Pull out every line containing the string "dyne".

Records from a collection
════════════════

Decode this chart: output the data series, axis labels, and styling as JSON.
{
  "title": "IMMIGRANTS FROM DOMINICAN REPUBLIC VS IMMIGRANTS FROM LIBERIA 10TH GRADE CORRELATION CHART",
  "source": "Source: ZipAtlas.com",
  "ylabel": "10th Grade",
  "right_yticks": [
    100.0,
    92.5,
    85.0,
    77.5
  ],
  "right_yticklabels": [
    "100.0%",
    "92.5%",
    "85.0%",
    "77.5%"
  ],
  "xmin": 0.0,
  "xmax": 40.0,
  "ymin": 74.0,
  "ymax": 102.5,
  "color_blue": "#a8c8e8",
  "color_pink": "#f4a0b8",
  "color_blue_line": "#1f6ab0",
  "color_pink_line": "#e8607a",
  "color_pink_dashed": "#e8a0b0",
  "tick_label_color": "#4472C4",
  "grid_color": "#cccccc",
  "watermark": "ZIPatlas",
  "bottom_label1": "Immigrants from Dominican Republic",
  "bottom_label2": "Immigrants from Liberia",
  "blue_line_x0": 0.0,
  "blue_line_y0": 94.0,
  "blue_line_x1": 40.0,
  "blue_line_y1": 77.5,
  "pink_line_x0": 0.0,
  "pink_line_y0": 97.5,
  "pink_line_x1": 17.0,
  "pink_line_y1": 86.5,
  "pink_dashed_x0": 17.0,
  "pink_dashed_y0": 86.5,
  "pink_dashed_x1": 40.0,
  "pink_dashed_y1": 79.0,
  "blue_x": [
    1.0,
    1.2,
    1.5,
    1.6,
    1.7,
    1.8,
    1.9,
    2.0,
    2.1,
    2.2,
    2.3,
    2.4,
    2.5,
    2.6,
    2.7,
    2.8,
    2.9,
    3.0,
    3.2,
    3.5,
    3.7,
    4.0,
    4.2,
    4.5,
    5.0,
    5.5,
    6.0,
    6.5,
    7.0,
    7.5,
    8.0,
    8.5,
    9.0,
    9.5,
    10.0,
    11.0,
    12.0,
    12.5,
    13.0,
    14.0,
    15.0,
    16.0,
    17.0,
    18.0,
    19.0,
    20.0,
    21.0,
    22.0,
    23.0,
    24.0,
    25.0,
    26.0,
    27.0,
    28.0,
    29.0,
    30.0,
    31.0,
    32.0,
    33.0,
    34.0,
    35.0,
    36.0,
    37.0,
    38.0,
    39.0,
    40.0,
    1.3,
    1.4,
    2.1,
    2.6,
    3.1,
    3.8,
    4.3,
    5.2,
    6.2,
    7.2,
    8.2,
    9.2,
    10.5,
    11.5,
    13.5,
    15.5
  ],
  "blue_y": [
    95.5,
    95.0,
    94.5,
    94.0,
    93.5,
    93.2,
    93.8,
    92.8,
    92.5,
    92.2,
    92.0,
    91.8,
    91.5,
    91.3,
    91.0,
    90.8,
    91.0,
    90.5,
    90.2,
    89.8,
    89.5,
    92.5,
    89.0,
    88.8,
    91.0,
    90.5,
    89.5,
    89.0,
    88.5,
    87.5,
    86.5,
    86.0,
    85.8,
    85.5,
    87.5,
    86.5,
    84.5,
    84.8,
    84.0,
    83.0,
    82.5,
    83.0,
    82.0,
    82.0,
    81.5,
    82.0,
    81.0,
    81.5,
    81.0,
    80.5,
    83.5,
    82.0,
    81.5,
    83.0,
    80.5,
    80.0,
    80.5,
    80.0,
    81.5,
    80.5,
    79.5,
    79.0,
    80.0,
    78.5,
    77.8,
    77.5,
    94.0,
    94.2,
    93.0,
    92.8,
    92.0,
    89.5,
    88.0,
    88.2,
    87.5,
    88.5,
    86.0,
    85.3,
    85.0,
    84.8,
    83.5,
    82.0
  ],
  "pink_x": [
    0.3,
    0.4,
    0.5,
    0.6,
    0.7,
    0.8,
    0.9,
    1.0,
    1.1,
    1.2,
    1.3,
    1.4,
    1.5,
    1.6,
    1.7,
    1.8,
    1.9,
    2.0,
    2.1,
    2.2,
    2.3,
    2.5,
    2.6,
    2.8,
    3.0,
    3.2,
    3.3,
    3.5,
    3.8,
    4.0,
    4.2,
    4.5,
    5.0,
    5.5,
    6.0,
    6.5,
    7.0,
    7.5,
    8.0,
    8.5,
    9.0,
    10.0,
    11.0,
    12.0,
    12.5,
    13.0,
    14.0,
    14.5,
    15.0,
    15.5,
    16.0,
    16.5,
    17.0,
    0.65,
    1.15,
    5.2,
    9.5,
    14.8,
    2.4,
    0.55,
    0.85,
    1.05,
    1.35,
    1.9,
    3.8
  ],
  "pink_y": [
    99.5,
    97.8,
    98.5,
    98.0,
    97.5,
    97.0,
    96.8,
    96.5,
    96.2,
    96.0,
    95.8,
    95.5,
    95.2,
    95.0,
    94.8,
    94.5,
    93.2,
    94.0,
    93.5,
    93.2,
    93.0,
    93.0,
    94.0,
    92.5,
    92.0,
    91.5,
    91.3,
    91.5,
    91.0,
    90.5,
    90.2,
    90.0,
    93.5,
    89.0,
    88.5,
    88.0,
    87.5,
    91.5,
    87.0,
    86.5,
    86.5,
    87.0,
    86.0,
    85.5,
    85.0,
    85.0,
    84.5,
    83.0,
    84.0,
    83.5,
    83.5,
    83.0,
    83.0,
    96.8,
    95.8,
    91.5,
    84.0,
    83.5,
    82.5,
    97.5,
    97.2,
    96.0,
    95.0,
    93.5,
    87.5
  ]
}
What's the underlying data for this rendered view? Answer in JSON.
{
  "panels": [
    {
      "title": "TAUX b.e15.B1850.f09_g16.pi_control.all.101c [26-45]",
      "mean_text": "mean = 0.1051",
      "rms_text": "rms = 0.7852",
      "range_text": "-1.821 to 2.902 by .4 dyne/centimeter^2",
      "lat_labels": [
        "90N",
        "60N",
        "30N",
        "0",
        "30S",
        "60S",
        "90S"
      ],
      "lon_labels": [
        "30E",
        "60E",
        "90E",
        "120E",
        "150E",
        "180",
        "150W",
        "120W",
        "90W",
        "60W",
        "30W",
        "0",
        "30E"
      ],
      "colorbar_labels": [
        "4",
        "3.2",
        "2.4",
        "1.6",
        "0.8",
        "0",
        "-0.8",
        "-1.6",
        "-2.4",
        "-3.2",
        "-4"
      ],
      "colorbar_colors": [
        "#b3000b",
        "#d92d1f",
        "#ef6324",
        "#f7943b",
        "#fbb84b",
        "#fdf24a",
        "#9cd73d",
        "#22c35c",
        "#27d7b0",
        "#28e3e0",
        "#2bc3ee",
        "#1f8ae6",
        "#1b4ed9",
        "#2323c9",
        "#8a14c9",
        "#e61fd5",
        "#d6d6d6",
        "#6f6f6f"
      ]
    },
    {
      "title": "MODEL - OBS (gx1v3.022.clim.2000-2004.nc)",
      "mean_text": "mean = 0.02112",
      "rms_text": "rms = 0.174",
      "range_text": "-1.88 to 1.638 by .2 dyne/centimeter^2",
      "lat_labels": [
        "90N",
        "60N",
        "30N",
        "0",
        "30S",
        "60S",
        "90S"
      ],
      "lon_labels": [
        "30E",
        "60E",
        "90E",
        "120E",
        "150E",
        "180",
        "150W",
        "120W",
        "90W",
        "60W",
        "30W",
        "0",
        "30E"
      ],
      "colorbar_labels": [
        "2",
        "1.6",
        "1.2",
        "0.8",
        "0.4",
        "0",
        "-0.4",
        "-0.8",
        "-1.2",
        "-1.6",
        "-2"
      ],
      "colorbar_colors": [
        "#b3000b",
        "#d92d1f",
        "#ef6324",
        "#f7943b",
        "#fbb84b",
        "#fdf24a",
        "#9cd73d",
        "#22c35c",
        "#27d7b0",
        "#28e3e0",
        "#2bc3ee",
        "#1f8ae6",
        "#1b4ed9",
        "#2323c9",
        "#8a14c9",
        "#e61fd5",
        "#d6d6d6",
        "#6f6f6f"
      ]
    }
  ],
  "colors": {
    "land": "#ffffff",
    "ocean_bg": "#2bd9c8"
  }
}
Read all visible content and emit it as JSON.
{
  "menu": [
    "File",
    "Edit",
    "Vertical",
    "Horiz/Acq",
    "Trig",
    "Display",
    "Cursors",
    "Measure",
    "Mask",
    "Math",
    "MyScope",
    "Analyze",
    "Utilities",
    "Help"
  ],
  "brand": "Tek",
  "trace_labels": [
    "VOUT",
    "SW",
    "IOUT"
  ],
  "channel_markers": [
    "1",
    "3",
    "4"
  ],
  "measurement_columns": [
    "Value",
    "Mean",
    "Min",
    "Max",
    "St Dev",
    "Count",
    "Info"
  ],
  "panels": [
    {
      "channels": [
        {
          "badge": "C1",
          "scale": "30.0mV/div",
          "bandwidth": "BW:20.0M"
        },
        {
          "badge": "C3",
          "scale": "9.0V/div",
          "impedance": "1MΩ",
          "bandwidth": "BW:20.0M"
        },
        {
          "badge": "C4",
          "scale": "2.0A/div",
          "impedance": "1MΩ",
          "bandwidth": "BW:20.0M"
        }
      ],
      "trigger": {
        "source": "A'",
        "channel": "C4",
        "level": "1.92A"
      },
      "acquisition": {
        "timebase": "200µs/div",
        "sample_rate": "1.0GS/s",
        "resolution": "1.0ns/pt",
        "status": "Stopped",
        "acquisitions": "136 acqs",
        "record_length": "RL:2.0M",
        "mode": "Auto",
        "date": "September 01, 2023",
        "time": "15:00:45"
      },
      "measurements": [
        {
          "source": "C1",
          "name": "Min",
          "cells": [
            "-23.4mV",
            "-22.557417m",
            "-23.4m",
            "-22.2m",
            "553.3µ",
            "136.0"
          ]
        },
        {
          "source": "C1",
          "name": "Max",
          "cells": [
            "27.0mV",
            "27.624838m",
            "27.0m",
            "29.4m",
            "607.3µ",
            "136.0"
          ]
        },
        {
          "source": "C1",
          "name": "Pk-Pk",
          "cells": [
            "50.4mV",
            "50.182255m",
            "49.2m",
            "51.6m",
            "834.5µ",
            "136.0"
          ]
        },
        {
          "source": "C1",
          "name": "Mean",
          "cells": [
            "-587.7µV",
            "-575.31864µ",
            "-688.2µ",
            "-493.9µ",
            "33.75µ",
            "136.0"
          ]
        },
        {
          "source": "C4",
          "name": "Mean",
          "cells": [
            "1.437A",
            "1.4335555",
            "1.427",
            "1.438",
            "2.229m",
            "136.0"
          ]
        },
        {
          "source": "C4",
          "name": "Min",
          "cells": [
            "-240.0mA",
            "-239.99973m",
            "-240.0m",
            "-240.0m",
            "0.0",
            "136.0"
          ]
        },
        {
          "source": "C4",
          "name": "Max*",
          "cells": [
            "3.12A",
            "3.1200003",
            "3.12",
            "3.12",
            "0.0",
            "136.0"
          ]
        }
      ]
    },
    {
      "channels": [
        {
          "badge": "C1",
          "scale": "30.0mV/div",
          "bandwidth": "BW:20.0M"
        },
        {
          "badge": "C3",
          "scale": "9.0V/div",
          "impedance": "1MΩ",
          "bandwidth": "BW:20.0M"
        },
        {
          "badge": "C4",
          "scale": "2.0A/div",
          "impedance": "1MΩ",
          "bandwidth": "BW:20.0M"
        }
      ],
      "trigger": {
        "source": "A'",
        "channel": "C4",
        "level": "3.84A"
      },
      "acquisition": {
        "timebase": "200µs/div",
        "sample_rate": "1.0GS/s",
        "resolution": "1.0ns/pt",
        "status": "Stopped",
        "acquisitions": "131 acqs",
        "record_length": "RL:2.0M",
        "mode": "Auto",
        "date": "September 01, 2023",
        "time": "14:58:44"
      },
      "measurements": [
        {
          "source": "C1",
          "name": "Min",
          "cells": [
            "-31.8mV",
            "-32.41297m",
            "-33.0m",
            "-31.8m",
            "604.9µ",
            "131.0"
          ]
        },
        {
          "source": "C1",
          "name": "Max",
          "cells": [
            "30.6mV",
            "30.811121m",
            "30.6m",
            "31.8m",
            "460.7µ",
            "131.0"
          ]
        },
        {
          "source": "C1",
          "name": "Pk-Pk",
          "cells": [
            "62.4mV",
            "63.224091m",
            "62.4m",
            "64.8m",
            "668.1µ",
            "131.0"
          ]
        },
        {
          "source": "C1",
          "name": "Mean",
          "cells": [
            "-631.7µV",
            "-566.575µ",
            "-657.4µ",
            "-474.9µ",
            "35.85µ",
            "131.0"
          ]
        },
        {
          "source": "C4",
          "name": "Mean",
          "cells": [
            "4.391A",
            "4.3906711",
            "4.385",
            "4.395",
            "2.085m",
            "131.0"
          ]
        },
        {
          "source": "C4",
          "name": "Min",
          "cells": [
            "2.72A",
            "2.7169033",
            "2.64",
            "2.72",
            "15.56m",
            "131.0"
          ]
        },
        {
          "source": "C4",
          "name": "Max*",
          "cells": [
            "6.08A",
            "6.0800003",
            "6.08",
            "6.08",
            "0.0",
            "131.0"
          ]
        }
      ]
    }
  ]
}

════════════════

| RESULT |
      "range_text": "-1.821 to 2.902 by .4 dyne/centimeter^2",
      "range_text": "-1.88 to 1.638 by .2 dyne/centimeter^2",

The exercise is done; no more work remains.